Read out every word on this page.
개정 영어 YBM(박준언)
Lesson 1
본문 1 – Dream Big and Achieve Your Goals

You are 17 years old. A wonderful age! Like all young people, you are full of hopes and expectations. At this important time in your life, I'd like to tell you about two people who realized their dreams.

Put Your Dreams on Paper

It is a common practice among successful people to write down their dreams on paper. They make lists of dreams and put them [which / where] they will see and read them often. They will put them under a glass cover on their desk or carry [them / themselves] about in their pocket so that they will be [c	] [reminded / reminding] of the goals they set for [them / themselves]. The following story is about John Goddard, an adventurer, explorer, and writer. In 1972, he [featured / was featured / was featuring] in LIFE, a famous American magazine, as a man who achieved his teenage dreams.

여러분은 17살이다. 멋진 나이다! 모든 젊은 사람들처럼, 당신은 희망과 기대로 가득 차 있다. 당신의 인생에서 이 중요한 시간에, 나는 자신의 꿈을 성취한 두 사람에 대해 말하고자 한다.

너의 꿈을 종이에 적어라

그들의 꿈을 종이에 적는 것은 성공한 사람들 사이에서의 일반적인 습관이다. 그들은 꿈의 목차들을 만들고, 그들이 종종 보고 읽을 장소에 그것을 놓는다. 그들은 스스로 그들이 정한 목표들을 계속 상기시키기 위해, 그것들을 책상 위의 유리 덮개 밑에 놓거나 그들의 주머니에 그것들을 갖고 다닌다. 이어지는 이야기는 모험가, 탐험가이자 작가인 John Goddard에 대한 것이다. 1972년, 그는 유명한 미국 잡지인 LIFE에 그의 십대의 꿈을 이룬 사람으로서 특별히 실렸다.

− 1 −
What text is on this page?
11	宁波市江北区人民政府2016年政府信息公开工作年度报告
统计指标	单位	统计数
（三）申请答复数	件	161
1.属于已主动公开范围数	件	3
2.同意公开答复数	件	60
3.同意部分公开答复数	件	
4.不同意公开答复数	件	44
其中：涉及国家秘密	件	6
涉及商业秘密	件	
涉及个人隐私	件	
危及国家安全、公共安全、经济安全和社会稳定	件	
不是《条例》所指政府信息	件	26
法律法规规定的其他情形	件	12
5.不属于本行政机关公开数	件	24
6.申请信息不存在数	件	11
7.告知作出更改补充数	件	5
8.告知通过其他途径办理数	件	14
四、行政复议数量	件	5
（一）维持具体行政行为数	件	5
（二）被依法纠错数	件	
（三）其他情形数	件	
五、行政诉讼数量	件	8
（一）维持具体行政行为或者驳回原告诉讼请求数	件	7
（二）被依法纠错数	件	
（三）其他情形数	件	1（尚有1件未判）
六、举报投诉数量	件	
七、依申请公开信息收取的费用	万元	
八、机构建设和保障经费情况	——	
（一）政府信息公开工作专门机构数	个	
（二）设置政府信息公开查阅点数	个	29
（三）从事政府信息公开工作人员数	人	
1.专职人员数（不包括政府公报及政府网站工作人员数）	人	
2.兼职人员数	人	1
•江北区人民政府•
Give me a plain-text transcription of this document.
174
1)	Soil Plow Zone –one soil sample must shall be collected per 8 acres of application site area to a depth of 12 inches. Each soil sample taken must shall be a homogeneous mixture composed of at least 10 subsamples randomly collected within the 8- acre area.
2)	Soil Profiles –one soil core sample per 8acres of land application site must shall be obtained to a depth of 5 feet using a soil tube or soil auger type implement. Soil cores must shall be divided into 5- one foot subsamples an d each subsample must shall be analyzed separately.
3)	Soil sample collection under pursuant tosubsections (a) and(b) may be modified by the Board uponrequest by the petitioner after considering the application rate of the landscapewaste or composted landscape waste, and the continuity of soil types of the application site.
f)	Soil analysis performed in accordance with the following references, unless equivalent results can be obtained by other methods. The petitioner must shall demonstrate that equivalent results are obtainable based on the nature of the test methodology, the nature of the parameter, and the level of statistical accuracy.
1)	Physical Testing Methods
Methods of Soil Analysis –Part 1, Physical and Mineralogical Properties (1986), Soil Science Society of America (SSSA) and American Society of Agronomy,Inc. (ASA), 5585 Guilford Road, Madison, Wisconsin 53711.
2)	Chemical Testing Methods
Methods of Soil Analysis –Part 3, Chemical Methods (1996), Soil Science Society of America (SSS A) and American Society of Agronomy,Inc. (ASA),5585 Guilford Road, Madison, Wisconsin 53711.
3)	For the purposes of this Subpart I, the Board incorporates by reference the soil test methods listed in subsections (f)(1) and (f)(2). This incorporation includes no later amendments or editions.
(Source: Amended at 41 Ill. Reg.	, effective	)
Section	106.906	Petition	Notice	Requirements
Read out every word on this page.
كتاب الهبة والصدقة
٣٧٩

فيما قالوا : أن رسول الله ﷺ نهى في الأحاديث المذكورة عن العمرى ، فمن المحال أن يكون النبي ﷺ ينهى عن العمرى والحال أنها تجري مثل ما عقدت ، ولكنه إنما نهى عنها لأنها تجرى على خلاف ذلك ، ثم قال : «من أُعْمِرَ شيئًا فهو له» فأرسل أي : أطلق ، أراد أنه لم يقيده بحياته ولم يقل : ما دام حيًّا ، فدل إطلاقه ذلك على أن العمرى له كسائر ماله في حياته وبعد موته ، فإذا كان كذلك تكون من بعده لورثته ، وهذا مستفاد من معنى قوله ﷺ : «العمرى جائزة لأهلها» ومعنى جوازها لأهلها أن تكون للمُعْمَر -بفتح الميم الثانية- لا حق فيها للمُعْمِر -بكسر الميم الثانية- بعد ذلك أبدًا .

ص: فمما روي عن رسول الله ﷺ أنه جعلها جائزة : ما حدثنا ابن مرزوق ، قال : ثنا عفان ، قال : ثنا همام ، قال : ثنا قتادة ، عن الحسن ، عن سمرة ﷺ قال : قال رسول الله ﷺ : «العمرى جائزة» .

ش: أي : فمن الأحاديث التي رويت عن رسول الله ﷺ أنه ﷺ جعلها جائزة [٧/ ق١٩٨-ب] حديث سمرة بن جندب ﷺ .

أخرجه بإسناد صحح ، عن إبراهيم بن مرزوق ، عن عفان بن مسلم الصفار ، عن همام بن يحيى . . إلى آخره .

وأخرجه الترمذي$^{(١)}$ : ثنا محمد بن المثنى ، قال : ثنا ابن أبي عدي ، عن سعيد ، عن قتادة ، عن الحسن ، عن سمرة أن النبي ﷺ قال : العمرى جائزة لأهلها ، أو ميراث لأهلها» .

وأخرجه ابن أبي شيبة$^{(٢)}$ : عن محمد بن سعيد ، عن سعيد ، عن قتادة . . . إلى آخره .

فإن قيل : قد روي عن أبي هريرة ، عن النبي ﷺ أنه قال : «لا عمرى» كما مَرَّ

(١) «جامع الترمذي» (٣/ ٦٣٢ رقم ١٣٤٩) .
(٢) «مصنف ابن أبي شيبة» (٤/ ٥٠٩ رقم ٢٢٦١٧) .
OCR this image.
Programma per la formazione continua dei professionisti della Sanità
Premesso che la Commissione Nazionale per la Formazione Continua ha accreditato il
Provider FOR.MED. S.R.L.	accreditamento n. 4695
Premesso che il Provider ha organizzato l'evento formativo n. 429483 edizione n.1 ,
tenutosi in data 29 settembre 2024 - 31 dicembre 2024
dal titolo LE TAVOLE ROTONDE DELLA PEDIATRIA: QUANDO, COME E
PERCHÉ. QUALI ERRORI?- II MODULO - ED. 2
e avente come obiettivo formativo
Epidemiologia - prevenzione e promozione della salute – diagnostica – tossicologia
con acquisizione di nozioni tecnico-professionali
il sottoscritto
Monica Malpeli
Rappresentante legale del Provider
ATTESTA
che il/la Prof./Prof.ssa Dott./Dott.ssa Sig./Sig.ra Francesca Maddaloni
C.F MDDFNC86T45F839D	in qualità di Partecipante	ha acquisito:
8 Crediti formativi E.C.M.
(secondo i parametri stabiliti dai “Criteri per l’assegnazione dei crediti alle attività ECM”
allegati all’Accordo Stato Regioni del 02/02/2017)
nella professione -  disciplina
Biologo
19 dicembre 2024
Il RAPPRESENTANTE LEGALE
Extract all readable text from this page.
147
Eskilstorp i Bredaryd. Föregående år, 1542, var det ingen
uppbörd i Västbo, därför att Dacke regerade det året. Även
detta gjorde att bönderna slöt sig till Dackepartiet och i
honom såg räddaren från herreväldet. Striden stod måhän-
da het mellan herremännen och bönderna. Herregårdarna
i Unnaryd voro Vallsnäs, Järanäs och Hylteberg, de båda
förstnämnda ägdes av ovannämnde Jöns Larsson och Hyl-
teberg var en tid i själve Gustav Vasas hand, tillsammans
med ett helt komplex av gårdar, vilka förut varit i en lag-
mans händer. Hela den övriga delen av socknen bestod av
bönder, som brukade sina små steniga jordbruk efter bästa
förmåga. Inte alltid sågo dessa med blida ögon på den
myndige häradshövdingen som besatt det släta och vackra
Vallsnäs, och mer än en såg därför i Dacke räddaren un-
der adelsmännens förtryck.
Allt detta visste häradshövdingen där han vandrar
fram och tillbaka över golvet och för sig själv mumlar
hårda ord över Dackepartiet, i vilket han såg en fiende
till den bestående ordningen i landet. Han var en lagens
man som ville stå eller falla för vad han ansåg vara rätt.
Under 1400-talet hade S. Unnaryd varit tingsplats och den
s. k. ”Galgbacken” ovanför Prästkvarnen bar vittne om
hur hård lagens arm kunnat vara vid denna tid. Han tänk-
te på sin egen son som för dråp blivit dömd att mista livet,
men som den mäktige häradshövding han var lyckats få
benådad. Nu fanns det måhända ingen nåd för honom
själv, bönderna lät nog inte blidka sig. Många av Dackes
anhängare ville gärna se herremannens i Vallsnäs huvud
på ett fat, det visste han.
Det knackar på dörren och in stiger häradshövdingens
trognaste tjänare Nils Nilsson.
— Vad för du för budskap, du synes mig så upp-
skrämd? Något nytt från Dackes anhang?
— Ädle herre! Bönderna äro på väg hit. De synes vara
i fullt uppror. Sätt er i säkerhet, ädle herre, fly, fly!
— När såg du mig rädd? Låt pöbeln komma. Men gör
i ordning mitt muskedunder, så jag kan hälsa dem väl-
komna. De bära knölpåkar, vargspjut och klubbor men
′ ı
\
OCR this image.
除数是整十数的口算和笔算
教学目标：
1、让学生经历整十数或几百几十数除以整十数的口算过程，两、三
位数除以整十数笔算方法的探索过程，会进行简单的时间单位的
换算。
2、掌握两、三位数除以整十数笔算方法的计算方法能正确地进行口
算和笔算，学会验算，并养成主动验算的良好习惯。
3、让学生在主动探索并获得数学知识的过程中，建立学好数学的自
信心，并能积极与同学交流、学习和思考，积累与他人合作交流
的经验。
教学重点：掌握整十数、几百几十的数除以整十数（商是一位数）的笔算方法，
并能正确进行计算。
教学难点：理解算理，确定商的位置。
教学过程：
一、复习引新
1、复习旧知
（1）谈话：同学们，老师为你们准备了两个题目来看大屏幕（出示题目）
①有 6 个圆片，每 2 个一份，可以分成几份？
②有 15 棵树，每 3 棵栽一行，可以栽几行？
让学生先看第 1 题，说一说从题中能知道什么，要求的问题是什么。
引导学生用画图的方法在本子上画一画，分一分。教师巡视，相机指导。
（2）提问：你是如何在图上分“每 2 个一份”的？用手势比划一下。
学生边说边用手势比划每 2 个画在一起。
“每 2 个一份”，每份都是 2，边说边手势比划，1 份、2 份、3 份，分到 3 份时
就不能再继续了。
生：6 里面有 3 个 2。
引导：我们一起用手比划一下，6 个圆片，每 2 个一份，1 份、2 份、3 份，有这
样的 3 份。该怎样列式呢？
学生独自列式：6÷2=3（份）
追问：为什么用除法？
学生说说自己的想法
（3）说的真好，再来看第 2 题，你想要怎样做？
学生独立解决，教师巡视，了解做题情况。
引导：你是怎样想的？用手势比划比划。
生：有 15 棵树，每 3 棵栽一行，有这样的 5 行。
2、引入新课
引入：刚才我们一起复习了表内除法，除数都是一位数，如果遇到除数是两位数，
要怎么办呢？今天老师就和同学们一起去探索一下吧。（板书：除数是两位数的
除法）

============================================================

Gather all lines where the word "الحسن" appears.

Reply:
ص: فمما روي عن رسول الله ﷺ أنه جعلها جائزة : ما حدثنا ابن مرزوق ، قال : ثنا عفان ، قال : ثنا همام ، قال : ثنا قتادة ، عن الحسن ، عن سمرة ﷺ قال : قال رسول الله ﷺ : «العمرى جائزة» .
وأخرجه الترمذي$^{(١)}$ : ثنا محمد بن المثنى ، قال : ثنا ابن أبي عدي ، عن سعيد ، عن قتادة ، عن الحسن ، عن سمرة أن النبي ﷺ قال : العمرى جائزة لأهلها ، أو ميراث لأهلها» .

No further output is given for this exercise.